_Given request_
Only a number is wanted: how many lines in the listing contain the word "JSON"?
- - -
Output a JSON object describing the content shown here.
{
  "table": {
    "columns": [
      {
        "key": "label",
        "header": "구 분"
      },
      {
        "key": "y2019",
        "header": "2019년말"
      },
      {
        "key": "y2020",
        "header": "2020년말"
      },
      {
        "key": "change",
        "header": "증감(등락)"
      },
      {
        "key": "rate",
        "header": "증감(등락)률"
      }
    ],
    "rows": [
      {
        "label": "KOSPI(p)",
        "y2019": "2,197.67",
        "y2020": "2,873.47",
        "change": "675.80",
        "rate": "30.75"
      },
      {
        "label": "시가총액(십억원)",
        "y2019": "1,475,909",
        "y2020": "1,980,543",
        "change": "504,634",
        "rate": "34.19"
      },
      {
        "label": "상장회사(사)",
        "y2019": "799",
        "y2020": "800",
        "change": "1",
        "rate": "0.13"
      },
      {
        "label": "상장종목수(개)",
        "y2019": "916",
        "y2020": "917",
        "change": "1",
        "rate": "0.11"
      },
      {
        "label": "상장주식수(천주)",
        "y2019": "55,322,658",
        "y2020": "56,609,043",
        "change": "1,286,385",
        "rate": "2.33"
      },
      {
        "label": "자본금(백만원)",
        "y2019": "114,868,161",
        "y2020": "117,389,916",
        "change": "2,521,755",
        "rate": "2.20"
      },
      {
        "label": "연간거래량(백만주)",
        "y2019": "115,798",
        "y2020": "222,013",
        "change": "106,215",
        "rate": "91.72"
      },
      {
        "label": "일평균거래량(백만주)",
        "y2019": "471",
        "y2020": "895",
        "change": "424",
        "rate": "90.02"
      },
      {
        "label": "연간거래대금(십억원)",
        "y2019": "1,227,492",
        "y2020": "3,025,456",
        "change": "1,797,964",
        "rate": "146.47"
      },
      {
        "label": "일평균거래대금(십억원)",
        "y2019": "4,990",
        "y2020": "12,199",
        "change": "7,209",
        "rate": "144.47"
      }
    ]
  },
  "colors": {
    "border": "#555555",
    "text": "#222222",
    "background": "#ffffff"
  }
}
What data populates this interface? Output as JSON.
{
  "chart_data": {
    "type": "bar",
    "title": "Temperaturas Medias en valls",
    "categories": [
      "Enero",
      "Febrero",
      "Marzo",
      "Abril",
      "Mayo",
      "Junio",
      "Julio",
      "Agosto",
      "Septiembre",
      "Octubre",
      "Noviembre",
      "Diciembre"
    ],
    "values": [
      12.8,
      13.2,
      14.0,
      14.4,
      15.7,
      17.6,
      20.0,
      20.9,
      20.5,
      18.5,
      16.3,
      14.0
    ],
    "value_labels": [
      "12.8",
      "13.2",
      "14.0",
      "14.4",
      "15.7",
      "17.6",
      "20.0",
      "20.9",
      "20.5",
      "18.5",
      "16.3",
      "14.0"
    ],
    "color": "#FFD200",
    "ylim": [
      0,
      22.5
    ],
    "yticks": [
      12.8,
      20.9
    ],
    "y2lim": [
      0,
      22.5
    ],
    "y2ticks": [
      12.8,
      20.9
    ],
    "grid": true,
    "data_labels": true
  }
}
- - -
_The answer_
2